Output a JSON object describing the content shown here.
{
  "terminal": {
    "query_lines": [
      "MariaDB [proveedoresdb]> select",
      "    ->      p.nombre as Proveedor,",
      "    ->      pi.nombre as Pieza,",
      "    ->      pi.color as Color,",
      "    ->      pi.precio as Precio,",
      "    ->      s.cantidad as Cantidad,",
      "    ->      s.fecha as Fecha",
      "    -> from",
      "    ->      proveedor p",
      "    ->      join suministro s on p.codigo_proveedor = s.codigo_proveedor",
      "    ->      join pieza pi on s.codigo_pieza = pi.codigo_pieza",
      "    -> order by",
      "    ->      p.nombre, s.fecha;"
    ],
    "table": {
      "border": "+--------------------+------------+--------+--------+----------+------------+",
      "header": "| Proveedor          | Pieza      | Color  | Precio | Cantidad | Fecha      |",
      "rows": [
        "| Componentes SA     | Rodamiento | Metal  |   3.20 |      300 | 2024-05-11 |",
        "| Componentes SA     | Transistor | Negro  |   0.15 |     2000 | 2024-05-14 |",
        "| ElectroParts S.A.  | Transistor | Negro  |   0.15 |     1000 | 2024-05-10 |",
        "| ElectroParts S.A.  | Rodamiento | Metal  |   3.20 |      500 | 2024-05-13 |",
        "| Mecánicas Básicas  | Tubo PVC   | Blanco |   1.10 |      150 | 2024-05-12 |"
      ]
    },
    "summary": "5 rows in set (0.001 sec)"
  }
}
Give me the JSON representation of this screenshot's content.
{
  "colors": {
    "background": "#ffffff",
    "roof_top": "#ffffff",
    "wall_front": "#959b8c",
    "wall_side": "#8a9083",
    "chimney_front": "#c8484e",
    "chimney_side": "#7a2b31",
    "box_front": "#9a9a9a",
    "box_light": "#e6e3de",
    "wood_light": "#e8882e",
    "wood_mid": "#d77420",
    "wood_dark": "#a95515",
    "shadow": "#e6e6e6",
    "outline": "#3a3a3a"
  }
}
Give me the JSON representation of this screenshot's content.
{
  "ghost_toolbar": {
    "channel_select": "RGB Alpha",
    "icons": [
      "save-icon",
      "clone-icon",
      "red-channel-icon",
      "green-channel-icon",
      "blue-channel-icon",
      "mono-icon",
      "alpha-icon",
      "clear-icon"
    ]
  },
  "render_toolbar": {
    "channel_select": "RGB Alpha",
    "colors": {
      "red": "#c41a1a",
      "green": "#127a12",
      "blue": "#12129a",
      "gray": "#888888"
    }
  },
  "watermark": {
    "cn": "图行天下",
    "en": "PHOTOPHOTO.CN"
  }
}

» What you will do: Give only a number: how many lines of the data hold the string "nombre"?

» Result: 3